Data records:
● ● ● ● ●

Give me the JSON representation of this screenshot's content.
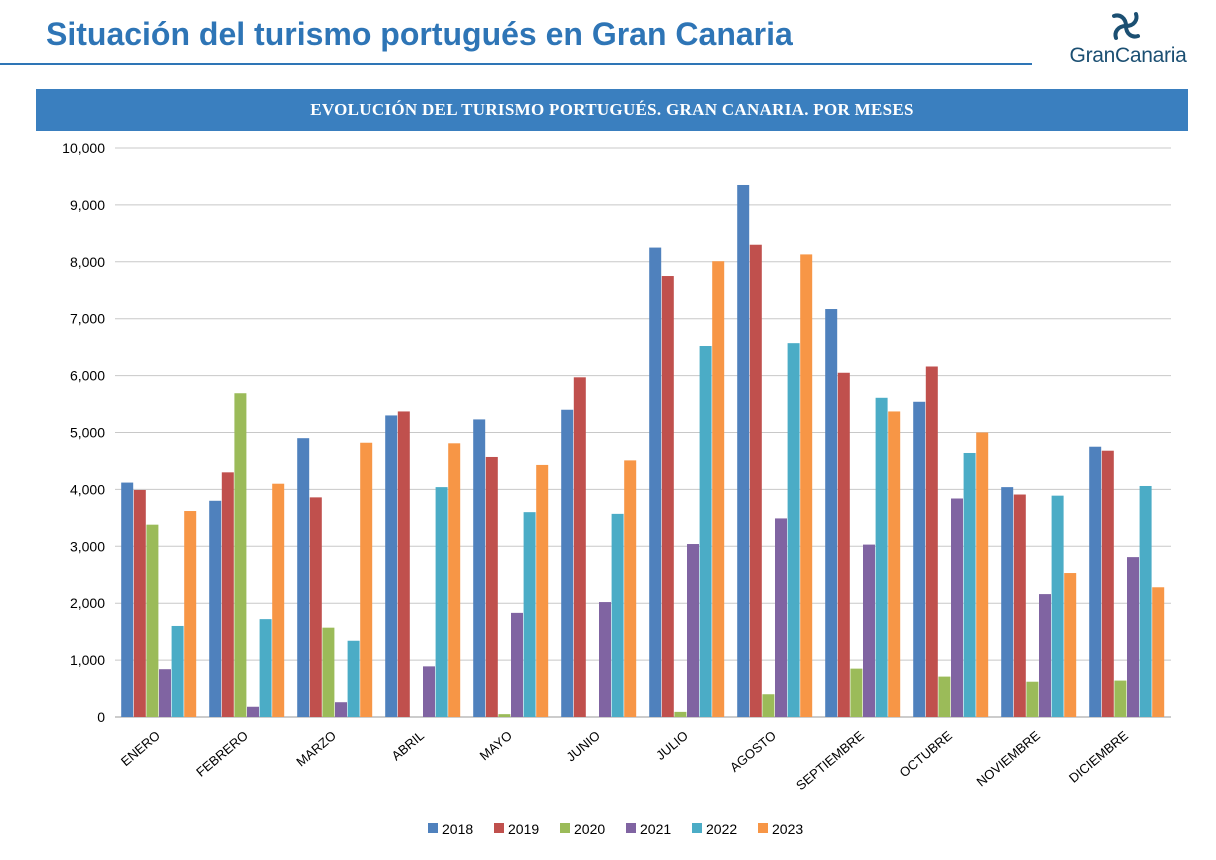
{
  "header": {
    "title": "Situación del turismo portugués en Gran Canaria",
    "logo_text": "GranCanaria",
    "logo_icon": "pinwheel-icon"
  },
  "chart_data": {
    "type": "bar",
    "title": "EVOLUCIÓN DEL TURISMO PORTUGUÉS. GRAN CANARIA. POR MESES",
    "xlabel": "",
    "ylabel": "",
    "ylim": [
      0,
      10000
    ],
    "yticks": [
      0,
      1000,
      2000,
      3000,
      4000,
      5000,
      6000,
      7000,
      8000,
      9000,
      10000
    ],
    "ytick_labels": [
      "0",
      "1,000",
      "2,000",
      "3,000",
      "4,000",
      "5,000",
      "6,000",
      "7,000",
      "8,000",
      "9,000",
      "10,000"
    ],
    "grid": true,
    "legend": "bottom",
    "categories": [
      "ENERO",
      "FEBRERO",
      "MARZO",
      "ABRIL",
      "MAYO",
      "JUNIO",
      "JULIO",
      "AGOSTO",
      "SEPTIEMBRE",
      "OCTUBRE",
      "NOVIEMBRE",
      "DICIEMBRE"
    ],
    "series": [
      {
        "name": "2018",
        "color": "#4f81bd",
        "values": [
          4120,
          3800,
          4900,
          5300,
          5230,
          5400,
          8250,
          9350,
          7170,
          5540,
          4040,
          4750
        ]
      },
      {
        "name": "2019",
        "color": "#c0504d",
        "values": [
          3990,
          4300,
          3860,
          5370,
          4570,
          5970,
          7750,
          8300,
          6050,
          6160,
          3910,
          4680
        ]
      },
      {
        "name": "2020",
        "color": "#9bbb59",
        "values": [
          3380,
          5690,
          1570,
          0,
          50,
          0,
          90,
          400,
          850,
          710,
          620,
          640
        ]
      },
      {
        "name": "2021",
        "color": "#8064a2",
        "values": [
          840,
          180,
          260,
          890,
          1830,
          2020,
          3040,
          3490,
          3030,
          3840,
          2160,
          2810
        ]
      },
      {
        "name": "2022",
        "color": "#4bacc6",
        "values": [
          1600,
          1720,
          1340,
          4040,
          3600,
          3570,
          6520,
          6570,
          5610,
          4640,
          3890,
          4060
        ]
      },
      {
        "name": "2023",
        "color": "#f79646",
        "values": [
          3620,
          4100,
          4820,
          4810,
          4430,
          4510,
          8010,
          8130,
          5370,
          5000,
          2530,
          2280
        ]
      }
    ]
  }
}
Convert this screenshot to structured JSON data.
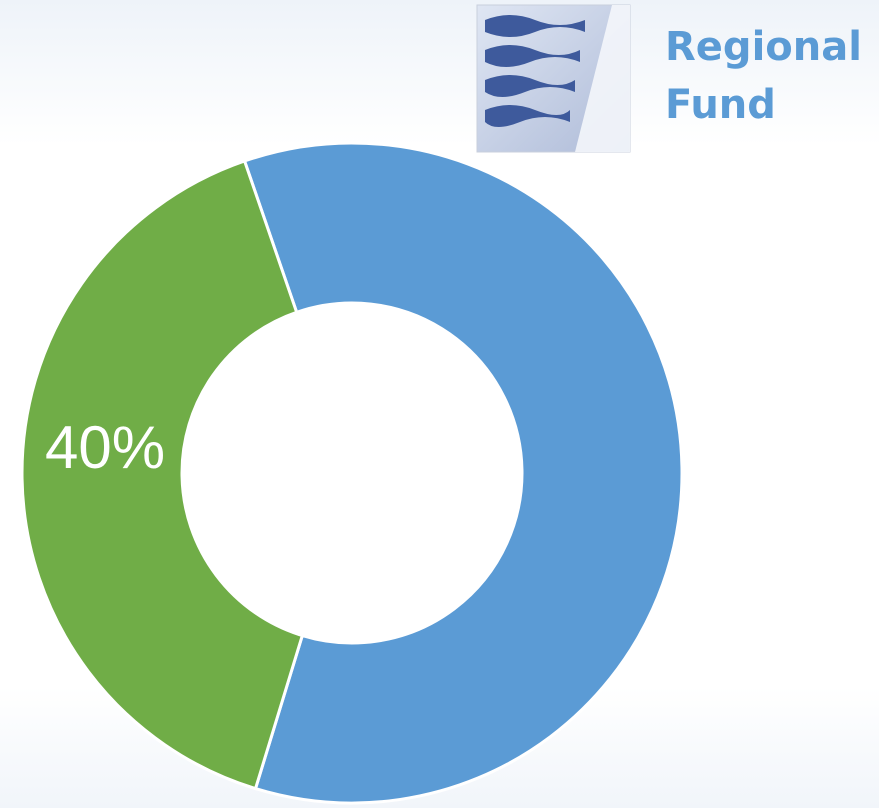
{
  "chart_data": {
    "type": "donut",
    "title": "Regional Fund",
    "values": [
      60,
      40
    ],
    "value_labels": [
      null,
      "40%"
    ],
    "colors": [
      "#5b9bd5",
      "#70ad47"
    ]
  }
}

● ● ● ● ●

Exercise task: Take every line from the records above that has the word "name" and copy it.

Response:
        "name": "2018",
        "name": "2019",
        "name": "2020",
        "name": "2021",
        "name": "2022",
        "name": "2023",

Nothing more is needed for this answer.